DO THIS:
Quote the records in full and leave their pictures out.

---------- AVAILABLE DATA

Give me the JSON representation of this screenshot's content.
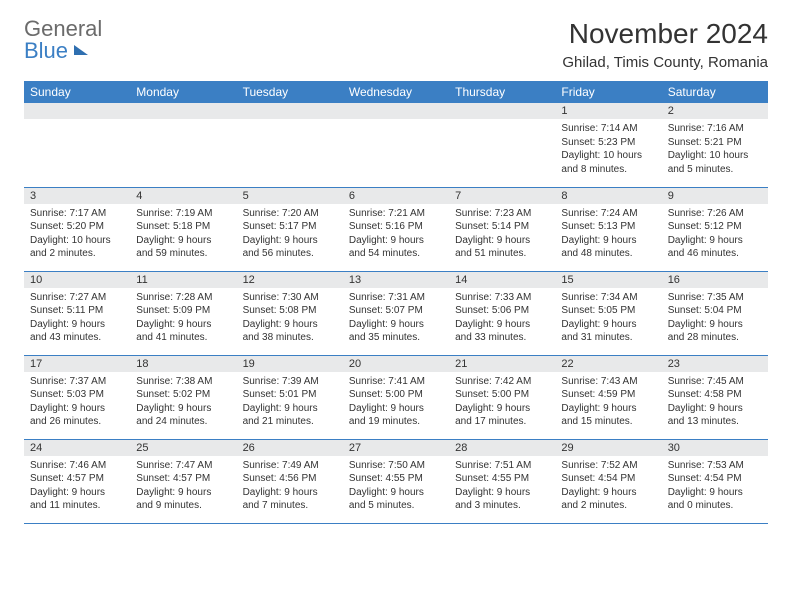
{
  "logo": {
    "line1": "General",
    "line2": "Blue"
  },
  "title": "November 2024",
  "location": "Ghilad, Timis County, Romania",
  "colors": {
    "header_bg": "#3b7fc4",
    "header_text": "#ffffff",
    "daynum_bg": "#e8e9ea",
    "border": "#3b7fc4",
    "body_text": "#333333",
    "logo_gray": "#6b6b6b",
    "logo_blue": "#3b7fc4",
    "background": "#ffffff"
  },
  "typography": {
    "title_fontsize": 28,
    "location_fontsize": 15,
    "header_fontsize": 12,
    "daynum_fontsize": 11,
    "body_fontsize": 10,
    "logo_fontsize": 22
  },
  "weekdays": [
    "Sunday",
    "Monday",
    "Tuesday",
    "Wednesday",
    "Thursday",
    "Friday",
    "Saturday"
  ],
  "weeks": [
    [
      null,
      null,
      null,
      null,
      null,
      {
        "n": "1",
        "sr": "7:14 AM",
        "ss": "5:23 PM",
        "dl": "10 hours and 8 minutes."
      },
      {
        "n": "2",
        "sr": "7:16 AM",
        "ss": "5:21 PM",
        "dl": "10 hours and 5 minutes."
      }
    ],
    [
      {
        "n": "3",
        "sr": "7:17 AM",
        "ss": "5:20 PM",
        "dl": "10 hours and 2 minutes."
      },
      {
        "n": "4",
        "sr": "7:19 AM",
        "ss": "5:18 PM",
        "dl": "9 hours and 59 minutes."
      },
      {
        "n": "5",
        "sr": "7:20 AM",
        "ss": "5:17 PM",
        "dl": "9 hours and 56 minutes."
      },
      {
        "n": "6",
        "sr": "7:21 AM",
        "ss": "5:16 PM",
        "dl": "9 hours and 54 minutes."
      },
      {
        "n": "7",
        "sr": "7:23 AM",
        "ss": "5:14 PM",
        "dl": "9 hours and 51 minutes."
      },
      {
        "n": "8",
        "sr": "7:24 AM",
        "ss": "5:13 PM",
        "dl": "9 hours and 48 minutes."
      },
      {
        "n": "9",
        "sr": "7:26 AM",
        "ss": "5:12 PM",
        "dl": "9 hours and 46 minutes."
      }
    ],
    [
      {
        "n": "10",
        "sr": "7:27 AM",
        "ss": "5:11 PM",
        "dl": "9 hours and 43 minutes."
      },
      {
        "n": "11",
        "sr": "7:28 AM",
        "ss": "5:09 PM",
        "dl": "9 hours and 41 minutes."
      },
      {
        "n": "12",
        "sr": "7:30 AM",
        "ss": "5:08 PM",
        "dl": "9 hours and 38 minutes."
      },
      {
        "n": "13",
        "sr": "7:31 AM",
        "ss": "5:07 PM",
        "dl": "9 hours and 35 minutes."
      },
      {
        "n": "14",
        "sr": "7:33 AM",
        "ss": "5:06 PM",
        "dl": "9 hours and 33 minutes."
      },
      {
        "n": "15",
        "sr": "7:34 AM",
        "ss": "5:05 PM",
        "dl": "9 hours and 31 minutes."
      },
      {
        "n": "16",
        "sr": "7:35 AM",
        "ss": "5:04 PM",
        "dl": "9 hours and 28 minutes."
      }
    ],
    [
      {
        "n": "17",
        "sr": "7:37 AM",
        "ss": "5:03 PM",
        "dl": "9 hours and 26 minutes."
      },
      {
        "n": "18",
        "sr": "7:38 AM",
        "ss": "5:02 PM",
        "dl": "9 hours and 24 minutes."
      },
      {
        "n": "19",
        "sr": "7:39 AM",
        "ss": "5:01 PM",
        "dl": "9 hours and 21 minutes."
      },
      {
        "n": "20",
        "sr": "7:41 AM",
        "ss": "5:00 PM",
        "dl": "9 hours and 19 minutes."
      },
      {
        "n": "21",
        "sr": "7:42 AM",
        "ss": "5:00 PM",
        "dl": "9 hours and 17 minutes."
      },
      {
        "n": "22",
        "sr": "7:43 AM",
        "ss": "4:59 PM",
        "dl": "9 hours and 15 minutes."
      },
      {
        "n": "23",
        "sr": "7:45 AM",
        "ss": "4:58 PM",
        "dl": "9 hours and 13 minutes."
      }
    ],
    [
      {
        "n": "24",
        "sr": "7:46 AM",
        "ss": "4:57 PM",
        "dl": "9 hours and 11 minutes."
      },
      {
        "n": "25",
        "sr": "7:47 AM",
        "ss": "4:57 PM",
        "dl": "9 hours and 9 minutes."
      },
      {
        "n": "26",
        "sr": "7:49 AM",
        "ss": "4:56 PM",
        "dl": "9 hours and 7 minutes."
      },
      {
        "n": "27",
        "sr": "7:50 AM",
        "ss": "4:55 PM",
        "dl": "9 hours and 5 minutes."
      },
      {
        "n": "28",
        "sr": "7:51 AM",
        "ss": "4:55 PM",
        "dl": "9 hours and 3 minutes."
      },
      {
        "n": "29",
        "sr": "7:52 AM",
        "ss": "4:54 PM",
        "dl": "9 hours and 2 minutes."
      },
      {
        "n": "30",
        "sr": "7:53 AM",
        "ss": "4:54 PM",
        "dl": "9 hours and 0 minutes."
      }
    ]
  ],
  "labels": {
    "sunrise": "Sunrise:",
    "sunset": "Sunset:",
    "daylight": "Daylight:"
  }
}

--------------------

RESPONSE TO THE EXERCISE:
Give me the JSON representation of this screenshot's content.
{
  "logo": {
    "line1": "General",
    "line2": "Blue"
  },
  "title": "November 2024",
  "location": "Ghilad, Timis County, Romania",
  "colors": {
    "header_bg": "#3b7fc4",
    "header_text": "#ffffff",
    "daynum_bg": "#e8e9ea",
    "border": "#3b7fc4",
    "body_text": "#333333",
    "logo_gray": "#6b6b6b",
    "logo_blue": "#3b7fc4",
    "background": "#ffffff"
  },
  "typography": {
    "title_fontsize": 28,
    "location_fontsize": 15,
    "header_fontsize": 12,
    "daynum_fontsize": 11,
    "body_fontsize": 10,
    "logo_fontsize": 22
  },
  "weekdays": [
    "Sunday",
    "Monday",
    "Tuesday",
    "Wednesday",
    "Thursday",
    "Friday",
    "Saturday"
  ],
  "weeks": [
    [
      null,
      null,
      null,
      null,
      null,
      {
        "n": "1",
        "sr": "7:14 AM",
        "ss": "5:23 PM",
        "dl": "10 hours and 8 minutes."
      },
      {
        "n": "2",
        "sr": "7:16 AM",
        "ss": "5:21 PM",
        "dl": "10 hours and 5 minutes."
      }
    ],
    [
      {
        "n": "3",
        "sr": "7:17 AM",
        "ss": "5:20 PM",
        "dl": "10 hours and 2 minutes."
      },
      {
        "n": "4",
        "sr": "7:19 AM",
        "ss": "5:18 PM",
        "dl": "9 hours and 59 minutes."
      },
      {
        "n": "5",
        "sr": "7:20 AM",
        "ss": "5:17 PM",
        "dl": "9 hours and 56 minutes."
      },
      {
        "n": "6",
        "sr": "7:21 AM",
        "ss": "5:16 PM",
        "dl": "9 hours and 54 minutes."
      },
      {
        "n": "7",
        "sr": "7:23 AM",
        "ss": "5:14 PM",
        "dl": "9 hours and 51 minutes."
      },
      {
        "n": "8",
        "sr": "7:24 AM",
        "ss": "5:13 PM",
        "dl": "9 hours and 48 minutes."
      },
      {
        "n": "9",
        "sr": "7:26 AM",
        "ss": "5:12 PM",
        "dl": "9 hours and 46 minutes."
      }
    ],
    [
      {
        "n": "10",
        "sr": "7:27 AM",
        "ss": "5:11 PM",
        "dl": "9 hours and 43 minutes."
      },
      {
        "n": "11",
        "sr": "7:28 AM",
        "ss": "5:09 PM",
        "dl": "9 hours and 41 minutes."
      },
      {
        "n": "12",
        "sr": "7:30 AM",
        "ss": "5:08 PM",
        "dl": "9 hours and 38 minutes."
      },
      {
        "n": "13",
        "sr": "7:31 AM",
        "ss": "5:07 PM",
        "dl": "9 hours and 35 minutes."
      },
      {
        "n": "14",
        "sr": "7:33 AM",
        "ss": "5:06 PM",
        "dl": "9 hours and 33 minutes."
      },
      {
        "n": "15",
        "sr": "7:34 AM",
        "ss": "5:05 PM",
        "dl": "9 hours and 31 minutes."
      },
      {
        "n": "16",
        "sr": "7:35 AM",
        "ss": "5:04 PM",
        "dl": "9 hours and 28 minutes."
      }
    ],
    [
      {
        "n": "17",
        "sr": "7:37 AM",
        "ss": "5:03 PM",
        "dl": "9 hours and 26 minutes."
      },
      {
        "n": "18",
        "sr": "7:38 AM",
        "ss": "5:02 PM",
        "dl": "9 hours and 24 minutes."
      },
      {
        "n": "19",
        "sr": "7:39 AM",
        "ss": "5:01 PM",
        "dl": "9 hours and 21 minutes."
      },
      {
        "n": "20",
        "sr": "7:41 AM",
        "ss": "5:00 PM",
        "dl": "9 hours and 19 minutes."
      },
      {
        "n": "21",
        "sr": "7:42 AM",
        "ss": "5:00 PM",
        "dl": "9 hours and 17 minutes."
      },
      {
        "n": "22",
        "sr": "7:43 AM",
        "ss": "4:59 PM",
        "dl": "9 hours and 15 minutes."
      },
      {
        "n": "23",
        "sr": "7:45 AM",
        "ss": "4:58 PM",
        "dl": "9 hours and 13 minutes."
      }
    ],
    [
      {
        "n": "24",
        "sr": "7:46 AM",
        "ss": "4:57 PM",
        "dl": "9 hours and 11 minutes."
      },
      {
        "n": "25",
        "sr": "7:47 AM",
        "ss": "4:57 PM",
        "dl": "9 hours and 9 minutes."
      },
      {
        "n": "26",
        "sr": "7:49 AM",
        "ss": "4:56 PM",
        "dl": "9 hours and 7 minutes."
      },
      {
        "n": "27",
        "sr": "7:50 AM",
        "ss": "4:55 PM",
        "dl": "9 hours and 5 minutes."
      },
      {
        "n": "28",
        "sr": "7:51 AM",
        "ss": "4:55 PM",
        "dl": "9 hours and 3 minutes."
      },
      {
        "n": "29",
        "sr": "7:52 AM",
        "ss": "4:54 PM",
        "dl": "9 hours and 2 minutes."
      },
      {
        "n": "30",
        "sr": "7:53 AM",
        "ss": "4:54 PM",
        "dl": "9 hours and 0 minutes."
      }
    ]
  ],
  "labels": {
    "sunrise": "Sunrise:",
    "sunset": "Sunset:",
    "daylight": "Daylight:"
  }
}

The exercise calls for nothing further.